#### Task
Collect all lines from the records below that include the word "title".
-- START OF Provided data --
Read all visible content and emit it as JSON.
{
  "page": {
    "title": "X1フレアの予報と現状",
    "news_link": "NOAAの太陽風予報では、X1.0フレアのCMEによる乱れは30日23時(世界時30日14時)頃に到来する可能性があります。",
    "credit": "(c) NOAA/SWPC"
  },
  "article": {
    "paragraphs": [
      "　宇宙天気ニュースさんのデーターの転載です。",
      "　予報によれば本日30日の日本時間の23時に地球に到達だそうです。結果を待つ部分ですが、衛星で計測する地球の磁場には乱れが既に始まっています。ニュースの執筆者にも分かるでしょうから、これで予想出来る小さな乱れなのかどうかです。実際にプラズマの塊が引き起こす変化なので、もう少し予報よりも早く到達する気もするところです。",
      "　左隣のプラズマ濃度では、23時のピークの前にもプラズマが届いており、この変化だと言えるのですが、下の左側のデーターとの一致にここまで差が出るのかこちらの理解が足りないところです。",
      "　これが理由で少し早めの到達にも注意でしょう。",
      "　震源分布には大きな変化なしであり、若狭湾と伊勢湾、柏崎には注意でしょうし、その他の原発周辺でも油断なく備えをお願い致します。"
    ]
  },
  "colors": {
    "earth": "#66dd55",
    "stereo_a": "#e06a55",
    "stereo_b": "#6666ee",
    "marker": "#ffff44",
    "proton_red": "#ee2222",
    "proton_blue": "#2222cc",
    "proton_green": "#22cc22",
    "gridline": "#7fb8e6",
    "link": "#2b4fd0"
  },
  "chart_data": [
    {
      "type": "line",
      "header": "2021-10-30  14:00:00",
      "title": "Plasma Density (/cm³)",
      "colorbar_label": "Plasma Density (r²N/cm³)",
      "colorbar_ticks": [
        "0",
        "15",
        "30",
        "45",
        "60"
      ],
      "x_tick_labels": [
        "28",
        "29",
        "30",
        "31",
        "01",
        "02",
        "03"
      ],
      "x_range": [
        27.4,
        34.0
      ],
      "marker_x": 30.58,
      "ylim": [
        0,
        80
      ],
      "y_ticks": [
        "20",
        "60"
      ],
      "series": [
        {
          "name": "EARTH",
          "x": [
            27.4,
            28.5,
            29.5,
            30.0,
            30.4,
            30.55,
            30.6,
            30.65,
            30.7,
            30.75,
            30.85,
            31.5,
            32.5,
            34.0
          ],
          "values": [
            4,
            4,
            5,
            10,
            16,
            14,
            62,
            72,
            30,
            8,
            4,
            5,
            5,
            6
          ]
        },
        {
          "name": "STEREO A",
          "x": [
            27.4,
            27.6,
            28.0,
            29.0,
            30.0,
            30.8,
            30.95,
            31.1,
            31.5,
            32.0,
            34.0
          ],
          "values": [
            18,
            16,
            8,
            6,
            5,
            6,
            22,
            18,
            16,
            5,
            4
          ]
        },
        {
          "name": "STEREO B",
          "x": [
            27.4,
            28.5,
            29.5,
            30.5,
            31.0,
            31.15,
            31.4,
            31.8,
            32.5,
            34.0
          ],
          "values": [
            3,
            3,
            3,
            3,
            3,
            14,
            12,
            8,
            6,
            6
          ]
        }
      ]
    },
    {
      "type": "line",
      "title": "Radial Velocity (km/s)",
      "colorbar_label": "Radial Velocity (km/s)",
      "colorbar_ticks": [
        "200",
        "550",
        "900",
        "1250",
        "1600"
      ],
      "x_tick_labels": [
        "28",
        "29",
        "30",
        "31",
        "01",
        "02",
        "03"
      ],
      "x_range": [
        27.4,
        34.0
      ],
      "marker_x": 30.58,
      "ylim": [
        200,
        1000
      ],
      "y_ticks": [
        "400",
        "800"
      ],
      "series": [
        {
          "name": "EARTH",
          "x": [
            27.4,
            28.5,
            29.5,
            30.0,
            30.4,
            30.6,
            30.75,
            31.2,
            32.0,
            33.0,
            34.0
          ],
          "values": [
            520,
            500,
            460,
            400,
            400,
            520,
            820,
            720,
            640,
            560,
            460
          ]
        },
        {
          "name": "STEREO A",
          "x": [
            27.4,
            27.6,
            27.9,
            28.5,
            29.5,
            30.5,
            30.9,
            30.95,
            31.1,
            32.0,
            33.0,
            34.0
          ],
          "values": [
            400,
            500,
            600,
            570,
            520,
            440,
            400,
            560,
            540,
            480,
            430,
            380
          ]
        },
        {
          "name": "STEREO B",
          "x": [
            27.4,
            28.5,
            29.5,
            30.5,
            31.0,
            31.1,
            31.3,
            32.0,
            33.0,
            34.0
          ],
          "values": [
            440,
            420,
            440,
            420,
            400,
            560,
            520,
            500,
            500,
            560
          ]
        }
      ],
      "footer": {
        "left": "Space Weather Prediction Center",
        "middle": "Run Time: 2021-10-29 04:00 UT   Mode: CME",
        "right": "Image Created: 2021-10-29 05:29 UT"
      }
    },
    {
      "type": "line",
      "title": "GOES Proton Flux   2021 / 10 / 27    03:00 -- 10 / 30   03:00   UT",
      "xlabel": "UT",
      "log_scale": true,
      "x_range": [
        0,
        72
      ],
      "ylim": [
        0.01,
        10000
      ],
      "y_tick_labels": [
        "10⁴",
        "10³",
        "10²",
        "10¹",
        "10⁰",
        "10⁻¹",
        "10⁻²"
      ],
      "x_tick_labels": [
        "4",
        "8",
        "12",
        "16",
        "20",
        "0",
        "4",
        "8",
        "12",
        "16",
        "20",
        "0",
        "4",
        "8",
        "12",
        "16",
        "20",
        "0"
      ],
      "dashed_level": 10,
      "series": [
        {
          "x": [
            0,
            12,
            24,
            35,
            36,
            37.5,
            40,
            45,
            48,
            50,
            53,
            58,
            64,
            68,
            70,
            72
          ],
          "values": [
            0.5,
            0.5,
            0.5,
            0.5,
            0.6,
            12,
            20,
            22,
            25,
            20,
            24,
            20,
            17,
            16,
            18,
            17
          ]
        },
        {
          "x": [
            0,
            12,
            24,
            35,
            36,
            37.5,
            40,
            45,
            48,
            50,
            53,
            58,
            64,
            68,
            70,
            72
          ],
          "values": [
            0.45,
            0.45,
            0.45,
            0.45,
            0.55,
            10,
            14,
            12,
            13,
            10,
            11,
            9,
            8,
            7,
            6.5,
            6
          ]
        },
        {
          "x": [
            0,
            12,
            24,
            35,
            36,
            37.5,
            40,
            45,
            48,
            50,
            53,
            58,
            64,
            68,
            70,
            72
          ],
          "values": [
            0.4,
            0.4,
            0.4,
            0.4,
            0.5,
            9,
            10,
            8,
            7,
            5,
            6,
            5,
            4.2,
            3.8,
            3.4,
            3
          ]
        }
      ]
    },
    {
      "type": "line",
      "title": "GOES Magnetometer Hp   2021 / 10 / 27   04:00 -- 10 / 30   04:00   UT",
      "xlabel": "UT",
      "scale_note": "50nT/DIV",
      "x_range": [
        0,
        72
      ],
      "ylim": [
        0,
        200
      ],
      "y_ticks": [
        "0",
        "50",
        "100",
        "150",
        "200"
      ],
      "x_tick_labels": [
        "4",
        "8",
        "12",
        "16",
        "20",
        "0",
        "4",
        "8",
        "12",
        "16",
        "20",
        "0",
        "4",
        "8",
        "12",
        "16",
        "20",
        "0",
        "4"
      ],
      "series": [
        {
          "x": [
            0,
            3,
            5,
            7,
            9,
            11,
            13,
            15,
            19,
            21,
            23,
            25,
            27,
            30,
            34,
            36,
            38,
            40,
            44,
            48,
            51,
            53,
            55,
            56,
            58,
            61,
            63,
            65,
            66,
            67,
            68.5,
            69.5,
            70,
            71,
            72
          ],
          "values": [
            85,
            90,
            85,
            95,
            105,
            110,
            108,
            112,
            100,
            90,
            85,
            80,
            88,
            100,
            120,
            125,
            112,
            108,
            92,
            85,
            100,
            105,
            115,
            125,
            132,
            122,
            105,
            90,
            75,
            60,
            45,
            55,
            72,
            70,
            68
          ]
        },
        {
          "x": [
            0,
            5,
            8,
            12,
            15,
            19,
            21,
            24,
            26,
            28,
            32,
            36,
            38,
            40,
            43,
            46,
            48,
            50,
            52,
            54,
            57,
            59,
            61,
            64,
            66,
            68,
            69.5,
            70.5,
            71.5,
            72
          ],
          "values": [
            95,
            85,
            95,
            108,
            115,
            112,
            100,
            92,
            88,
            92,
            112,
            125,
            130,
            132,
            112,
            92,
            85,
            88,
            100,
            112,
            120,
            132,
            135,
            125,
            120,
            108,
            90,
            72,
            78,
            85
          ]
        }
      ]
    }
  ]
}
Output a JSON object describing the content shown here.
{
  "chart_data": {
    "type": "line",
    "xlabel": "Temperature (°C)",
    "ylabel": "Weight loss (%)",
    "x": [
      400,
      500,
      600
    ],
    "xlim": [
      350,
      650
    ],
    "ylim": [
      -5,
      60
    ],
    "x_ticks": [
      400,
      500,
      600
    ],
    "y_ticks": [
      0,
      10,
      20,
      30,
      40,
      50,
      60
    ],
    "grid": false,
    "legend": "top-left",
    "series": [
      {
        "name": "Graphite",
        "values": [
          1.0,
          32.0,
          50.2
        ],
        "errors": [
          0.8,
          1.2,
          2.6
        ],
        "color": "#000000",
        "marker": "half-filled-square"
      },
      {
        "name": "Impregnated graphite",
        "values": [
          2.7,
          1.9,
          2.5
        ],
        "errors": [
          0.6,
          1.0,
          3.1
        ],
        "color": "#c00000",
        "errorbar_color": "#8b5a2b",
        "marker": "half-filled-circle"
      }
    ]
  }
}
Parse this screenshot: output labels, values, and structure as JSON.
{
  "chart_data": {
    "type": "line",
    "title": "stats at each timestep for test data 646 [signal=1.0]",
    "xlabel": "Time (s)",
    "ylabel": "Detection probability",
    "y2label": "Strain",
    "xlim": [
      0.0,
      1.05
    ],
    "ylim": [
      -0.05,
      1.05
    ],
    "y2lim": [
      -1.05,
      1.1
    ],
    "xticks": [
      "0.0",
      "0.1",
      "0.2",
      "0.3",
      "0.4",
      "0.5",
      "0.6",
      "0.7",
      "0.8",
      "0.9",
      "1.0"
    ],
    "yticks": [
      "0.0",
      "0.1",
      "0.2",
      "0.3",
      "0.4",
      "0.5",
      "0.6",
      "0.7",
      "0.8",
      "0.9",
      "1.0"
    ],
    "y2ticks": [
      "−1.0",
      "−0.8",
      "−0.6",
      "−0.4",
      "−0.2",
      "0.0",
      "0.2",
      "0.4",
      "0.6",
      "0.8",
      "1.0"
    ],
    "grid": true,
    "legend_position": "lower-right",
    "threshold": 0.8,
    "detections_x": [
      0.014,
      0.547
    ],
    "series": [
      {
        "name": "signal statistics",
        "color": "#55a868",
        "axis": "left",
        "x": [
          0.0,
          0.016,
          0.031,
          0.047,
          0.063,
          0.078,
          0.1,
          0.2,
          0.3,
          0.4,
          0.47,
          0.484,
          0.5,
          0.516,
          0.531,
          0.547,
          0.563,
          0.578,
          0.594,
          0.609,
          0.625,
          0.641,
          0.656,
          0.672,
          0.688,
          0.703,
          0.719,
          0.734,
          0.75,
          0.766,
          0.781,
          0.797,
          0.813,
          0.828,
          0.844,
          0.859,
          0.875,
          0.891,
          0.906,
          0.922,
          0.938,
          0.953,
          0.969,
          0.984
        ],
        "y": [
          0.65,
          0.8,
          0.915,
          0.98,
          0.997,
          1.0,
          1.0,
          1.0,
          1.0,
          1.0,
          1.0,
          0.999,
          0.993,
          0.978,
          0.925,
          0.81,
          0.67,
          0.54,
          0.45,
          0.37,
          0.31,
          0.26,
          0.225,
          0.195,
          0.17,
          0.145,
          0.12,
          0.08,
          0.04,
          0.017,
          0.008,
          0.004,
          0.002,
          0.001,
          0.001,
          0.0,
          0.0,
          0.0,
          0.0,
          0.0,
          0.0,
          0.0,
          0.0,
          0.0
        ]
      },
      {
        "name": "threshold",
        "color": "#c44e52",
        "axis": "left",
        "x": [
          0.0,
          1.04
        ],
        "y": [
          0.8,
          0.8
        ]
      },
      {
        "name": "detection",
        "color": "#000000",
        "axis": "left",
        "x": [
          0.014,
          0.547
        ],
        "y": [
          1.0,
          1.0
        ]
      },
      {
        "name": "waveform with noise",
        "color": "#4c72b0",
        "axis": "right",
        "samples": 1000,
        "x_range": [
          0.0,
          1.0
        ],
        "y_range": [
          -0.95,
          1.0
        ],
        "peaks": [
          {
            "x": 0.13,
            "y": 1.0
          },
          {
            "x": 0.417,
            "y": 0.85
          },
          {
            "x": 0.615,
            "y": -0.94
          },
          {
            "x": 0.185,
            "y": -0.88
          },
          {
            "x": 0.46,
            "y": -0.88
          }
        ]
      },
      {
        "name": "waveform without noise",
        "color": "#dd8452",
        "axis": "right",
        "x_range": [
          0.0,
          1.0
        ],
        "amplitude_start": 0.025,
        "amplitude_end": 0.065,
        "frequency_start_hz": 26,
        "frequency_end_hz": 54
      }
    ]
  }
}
-- END OF Provided data --
#### Solution to the problem
    "title": "X1フレアの予報と現状",
      "title": "Plasma Density (/cm³)",
      "title": "Radial Velocity (km/s)",
      "title": "GOES Proton Flux   2021 / 10 / 27    03:00 -- 10 / 30   03:00   UT",
      "title": "GOES Magnetometer Hp   2021 / 10 / 27   04:00 -- 10 / 30   04:00   UT",
    "title": "stats at each timestep for test data 646 [signal=1.0]",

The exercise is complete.